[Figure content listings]
---*---
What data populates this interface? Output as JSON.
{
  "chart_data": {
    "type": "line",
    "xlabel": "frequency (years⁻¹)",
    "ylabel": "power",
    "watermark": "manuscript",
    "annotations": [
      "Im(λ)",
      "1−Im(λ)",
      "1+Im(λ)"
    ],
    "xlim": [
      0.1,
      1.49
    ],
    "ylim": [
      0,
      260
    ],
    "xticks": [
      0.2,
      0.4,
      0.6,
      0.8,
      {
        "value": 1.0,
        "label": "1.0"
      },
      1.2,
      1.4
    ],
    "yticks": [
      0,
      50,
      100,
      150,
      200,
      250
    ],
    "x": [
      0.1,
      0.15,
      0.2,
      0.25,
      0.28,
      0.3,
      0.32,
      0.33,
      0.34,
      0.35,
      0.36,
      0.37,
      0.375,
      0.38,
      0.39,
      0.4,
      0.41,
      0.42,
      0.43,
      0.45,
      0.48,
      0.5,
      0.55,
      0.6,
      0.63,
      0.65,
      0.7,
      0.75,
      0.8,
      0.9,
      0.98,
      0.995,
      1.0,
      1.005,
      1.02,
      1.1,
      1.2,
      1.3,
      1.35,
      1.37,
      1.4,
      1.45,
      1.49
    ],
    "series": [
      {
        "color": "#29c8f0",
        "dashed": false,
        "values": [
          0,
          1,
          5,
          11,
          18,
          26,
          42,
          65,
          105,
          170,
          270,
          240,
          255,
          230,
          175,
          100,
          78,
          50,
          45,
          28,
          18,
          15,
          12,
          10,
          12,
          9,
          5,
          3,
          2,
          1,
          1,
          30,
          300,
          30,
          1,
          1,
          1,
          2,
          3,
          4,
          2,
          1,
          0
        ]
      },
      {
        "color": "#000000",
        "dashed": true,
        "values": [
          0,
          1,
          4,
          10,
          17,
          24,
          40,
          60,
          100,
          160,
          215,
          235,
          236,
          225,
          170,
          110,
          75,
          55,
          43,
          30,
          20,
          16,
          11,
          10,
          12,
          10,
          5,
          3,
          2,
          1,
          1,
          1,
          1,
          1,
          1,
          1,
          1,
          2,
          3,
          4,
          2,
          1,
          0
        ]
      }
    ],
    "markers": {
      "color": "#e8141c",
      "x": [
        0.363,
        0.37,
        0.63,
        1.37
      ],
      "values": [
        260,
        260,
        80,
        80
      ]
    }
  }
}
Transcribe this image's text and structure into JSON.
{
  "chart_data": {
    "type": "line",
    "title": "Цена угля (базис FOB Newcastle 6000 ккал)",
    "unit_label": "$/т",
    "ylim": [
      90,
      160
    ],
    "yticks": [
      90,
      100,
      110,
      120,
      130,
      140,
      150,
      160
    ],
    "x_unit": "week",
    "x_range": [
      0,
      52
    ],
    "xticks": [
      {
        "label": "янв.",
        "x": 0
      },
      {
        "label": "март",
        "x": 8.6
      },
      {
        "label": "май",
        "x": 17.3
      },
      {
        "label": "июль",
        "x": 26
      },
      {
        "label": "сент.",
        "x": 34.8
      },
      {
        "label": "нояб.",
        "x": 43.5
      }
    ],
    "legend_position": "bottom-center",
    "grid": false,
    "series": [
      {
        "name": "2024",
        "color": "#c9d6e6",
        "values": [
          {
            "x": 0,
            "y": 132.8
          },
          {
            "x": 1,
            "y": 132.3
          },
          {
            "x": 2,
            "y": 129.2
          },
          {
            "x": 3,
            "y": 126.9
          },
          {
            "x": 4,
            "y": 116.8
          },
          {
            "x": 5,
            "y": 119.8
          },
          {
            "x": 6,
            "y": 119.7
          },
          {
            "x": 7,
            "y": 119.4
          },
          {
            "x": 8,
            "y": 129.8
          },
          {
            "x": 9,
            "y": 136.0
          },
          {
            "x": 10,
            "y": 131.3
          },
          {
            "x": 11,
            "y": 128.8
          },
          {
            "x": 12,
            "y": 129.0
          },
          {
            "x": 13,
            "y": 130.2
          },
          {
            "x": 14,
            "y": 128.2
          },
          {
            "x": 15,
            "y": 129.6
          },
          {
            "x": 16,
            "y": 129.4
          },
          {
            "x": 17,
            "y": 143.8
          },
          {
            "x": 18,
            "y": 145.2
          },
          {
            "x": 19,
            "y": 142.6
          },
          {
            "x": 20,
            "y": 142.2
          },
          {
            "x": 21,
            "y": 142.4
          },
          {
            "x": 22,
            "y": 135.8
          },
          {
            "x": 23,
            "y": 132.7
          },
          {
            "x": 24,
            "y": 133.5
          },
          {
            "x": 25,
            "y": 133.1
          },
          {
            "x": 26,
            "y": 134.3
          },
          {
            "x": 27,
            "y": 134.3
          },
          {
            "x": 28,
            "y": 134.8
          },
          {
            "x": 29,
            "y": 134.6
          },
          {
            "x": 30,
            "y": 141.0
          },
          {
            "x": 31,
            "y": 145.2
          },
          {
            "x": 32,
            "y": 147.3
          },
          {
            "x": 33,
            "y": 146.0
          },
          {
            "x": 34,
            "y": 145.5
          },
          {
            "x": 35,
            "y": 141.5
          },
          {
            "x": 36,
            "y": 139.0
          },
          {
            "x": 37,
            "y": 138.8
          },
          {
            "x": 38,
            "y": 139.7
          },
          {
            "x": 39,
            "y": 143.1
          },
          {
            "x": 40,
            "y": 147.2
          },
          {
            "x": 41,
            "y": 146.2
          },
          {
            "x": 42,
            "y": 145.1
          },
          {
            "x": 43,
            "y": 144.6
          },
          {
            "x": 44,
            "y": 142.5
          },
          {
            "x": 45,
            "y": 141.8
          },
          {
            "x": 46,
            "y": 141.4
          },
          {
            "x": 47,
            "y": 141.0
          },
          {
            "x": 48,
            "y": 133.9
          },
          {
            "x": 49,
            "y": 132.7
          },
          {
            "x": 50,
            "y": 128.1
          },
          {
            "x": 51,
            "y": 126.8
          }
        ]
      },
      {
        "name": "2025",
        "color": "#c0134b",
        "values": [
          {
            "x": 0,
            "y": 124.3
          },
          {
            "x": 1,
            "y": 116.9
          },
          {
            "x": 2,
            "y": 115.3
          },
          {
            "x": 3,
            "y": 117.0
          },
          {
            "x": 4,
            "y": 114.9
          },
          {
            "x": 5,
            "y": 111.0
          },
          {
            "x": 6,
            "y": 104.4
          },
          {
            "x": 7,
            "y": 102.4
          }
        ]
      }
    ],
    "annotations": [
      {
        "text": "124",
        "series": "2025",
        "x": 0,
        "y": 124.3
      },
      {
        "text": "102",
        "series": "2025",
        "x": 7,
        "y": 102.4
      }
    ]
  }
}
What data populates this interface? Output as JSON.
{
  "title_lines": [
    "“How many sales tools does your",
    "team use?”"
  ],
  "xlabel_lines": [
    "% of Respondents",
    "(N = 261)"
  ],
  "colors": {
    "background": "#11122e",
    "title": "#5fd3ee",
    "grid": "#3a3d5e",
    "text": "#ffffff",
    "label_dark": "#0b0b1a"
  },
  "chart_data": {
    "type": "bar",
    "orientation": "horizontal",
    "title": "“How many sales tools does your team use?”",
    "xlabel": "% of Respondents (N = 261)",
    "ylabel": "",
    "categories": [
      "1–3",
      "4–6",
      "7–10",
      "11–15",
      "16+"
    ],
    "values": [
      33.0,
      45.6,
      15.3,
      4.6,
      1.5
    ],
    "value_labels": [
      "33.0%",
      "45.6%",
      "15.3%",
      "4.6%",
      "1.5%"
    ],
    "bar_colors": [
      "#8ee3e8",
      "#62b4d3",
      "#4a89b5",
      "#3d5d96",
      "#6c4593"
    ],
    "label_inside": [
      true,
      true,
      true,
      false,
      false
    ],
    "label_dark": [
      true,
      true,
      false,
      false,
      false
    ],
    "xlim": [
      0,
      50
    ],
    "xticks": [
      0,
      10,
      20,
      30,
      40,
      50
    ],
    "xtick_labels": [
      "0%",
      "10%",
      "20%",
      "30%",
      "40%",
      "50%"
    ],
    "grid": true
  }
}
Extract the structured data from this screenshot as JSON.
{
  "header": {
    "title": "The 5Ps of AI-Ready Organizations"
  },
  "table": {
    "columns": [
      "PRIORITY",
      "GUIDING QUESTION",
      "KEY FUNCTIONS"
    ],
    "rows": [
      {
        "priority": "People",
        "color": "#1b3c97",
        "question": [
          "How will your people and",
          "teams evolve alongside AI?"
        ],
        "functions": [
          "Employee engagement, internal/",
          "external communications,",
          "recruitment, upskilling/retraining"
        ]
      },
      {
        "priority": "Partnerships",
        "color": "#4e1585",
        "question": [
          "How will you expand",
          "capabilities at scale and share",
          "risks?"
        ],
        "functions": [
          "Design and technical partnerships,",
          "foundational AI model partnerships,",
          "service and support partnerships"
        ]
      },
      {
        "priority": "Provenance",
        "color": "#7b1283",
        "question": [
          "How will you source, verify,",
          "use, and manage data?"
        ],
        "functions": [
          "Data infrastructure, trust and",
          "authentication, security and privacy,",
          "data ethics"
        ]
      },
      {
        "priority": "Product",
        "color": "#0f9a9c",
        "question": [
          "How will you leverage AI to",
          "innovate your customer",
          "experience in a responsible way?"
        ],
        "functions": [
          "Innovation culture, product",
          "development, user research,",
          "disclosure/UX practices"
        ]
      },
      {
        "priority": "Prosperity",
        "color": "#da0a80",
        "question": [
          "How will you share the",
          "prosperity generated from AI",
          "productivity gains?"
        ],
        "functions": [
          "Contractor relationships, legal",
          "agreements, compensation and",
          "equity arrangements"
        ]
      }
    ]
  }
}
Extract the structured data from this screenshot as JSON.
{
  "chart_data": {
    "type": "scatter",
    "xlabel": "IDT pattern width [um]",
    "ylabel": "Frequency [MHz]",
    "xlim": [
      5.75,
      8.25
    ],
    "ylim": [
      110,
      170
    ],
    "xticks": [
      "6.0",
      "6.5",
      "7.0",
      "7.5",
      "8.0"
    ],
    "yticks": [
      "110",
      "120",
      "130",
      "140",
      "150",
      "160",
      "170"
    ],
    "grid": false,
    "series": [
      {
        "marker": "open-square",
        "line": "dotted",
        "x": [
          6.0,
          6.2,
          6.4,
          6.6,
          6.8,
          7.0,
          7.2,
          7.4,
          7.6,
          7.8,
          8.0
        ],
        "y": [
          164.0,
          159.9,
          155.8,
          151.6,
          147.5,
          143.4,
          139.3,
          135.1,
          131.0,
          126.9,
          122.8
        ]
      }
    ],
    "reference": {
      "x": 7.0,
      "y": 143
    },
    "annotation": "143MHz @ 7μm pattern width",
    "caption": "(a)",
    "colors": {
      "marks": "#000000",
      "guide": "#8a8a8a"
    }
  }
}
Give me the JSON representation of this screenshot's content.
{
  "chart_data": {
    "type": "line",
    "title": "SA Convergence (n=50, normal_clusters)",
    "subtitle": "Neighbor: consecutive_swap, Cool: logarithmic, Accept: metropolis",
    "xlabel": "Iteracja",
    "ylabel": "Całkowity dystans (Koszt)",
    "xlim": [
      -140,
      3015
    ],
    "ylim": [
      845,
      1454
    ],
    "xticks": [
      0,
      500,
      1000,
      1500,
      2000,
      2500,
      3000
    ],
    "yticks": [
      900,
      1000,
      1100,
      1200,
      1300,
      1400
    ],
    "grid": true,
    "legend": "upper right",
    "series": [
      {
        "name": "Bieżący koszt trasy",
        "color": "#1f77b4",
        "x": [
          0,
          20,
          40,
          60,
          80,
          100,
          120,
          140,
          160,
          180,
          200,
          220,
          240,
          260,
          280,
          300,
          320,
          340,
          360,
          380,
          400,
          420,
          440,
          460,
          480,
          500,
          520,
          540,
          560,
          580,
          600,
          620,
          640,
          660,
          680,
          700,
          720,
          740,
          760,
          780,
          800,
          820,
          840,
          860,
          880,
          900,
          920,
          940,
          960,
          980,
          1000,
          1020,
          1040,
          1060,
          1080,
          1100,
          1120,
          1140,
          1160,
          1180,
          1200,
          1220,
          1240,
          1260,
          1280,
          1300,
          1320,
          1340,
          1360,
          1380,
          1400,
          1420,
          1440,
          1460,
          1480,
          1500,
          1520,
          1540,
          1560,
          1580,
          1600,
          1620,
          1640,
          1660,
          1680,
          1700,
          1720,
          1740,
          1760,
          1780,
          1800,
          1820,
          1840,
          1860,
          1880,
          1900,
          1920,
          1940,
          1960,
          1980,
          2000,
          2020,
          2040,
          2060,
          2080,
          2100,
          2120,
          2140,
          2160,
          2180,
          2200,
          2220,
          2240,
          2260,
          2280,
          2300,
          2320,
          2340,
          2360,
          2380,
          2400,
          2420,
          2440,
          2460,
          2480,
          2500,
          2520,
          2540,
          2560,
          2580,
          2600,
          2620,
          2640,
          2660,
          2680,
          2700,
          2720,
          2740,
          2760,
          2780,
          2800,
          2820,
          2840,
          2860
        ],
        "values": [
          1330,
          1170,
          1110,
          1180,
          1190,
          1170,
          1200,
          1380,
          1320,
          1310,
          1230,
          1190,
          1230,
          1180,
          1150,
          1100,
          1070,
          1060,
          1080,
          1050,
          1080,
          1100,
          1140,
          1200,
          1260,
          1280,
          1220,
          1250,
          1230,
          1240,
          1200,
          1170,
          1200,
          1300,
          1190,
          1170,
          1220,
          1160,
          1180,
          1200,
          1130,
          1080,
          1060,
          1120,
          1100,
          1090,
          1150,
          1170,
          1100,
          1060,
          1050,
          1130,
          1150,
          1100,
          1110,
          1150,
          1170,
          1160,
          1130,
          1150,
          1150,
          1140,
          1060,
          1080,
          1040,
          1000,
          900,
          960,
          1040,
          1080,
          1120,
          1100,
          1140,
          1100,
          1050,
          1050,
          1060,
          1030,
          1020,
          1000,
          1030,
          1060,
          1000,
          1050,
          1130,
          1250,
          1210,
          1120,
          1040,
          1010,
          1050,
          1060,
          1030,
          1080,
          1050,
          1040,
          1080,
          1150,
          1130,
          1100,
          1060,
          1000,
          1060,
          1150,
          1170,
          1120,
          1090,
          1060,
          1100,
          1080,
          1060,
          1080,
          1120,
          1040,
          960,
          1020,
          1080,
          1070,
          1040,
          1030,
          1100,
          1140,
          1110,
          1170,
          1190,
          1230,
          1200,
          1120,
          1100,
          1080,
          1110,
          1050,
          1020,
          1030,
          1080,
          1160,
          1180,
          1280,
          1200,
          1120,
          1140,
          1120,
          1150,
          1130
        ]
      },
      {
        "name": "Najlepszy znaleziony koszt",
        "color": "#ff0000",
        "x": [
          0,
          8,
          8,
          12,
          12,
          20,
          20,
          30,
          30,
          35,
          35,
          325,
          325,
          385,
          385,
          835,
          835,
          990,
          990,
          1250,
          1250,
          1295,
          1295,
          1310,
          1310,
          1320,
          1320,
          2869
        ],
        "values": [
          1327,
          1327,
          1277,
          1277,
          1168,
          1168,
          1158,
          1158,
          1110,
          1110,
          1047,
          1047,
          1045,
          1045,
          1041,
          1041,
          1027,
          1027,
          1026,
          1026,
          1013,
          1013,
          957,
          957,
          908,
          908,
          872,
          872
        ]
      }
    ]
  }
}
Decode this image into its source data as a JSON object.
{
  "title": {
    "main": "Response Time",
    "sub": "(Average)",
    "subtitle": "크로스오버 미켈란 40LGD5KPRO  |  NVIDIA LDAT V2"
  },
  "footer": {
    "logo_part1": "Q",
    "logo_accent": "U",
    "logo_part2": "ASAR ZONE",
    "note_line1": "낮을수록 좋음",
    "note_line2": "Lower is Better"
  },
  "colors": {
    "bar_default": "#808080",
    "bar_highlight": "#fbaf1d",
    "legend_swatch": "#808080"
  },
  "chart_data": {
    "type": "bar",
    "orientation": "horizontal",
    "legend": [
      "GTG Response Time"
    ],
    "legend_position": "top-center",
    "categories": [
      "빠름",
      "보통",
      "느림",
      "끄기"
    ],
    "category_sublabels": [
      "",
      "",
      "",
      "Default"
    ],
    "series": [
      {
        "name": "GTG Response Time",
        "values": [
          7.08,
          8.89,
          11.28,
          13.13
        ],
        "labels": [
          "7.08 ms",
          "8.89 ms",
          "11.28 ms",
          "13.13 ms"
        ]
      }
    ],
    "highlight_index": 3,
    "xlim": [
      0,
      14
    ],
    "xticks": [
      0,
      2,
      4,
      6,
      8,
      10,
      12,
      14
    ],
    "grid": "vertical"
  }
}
---*---
=== Written problem ===
Identify the lines of the data that contain the word "subtitle". Copy each of them.

=== Problem solution ===
    "subtitle": "Neighbor: consecutive_swap, Cool: logarithmic, Accept: metropolis",
    "subtitle": "크로스오버 미켈란 40LGD5KPRO  |  NVIDIA LDAT V2"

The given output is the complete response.